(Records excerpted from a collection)
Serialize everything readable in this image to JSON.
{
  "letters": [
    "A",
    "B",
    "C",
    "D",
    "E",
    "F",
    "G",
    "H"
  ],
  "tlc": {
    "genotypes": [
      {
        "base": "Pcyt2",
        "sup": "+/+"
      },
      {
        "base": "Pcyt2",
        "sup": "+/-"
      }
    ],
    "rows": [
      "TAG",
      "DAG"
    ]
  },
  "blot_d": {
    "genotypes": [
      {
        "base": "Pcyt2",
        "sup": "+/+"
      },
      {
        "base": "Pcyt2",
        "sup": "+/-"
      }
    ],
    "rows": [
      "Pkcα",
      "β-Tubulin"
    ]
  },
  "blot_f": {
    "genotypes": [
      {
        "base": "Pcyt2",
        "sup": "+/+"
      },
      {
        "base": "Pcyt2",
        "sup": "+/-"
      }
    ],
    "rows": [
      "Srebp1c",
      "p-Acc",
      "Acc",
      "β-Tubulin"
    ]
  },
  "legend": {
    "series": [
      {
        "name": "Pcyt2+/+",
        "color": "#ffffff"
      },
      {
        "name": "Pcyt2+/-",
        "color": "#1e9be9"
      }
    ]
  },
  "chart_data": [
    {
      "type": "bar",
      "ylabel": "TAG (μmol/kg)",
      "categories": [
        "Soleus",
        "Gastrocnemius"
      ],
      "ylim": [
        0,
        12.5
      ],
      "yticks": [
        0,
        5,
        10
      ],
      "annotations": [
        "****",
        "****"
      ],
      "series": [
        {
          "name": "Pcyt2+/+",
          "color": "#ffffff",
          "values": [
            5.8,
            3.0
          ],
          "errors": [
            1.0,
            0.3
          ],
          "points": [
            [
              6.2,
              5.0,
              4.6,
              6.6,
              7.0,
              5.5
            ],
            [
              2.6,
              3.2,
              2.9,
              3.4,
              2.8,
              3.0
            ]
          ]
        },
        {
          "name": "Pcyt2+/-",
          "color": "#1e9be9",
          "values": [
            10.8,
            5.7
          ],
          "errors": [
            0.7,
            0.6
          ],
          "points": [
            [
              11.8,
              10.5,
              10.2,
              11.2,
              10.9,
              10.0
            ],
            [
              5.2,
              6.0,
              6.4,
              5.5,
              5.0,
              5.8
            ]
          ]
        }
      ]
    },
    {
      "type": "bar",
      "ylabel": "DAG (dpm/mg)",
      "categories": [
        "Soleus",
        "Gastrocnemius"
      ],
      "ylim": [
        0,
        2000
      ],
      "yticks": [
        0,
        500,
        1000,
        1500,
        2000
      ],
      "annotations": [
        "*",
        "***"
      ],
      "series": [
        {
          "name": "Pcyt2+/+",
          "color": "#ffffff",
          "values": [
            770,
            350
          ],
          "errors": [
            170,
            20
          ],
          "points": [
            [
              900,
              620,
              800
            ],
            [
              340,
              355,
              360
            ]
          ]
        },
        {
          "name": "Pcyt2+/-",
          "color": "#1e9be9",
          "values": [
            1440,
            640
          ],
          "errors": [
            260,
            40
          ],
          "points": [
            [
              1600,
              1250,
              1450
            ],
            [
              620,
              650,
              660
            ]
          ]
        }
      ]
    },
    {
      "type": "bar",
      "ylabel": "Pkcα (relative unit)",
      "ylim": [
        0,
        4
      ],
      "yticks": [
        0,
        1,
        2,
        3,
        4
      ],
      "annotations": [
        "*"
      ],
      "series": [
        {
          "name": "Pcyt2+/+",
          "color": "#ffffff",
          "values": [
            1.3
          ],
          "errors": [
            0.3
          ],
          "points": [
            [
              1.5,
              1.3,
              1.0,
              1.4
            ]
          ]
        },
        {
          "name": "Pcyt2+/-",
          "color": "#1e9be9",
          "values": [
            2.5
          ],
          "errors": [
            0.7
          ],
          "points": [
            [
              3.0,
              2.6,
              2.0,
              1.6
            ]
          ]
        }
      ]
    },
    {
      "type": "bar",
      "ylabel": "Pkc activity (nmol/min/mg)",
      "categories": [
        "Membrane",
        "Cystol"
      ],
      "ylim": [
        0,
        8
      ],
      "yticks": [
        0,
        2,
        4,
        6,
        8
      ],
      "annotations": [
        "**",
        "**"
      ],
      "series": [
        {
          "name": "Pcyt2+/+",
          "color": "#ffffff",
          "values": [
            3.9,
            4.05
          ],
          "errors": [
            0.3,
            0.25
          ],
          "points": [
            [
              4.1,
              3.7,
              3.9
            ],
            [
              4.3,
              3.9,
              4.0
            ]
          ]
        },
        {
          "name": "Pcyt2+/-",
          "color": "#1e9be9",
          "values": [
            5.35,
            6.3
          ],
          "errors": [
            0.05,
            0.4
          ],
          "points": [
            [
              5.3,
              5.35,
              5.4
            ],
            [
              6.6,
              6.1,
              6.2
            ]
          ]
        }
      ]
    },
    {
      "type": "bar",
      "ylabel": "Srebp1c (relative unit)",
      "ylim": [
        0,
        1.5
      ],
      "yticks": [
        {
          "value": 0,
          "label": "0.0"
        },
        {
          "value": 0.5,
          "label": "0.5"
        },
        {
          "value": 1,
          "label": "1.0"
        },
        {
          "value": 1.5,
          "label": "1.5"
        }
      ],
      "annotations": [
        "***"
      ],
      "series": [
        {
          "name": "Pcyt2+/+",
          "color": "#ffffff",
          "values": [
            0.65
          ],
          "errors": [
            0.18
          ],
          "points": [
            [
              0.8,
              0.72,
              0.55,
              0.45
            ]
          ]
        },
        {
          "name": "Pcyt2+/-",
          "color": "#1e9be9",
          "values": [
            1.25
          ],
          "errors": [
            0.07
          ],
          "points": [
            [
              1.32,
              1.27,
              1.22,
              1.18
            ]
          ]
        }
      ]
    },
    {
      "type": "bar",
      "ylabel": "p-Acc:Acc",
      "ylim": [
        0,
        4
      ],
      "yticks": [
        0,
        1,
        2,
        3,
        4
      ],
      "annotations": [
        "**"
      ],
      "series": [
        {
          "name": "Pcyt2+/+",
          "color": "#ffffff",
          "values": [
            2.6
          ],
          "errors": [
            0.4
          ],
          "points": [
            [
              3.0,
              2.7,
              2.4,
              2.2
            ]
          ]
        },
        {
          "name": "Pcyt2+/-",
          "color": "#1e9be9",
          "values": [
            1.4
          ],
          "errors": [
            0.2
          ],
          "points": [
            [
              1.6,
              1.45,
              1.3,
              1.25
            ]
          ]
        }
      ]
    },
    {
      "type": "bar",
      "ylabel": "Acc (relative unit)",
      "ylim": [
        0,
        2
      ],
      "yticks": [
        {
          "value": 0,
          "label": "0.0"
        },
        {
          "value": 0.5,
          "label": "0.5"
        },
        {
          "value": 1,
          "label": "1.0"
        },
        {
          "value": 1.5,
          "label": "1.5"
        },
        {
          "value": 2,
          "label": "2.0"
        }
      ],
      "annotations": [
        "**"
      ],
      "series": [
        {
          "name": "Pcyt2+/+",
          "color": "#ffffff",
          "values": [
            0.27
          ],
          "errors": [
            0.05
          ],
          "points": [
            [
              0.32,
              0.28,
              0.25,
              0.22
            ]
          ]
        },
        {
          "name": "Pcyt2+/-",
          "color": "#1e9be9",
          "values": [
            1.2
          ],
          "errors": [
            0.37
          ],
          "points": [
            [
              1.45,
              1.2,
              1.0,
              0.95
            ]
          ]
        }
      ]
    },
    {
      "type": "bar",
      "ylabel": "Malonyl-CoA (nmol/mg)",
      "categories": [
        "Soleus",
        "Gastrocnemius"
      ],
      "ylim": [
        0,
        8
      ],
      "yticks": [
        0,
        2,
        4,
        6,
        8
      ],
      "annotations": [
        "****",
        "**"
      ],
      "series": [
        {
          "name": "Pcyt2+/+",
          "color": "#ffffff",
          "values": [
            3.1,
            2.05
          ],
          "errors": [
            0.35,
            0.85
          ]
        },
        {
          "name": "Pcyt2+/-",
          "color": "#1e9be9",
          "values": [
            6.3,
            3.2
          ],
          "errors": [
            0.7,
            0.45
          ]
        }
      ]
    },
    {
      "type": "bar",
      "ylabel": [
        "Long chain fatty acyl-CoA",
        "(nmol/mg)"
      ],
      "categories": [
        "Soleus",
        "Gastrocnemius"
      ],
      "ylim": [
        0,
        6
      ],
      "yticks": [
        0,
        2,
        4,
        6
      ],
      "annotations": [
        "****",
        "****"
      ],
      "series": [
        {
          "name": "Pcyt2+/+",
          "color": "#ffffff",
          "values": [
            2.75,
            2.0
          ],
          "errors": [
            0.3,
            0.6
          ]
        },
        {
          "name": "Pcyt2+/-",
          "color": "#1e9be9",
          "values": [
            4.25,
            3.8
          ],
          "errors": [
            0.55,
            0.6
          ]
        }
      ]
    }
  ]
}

* TASK GOAL *
In the listing, find each line with the string "nmol" and copy it.

* FINISHED EXERCISE *
      "ylabel": "Pkc activity (nmol/min/mg)",
      "ylabel": "Malonyl-CoA (nmol/mg)",
        "(nmol/mg)"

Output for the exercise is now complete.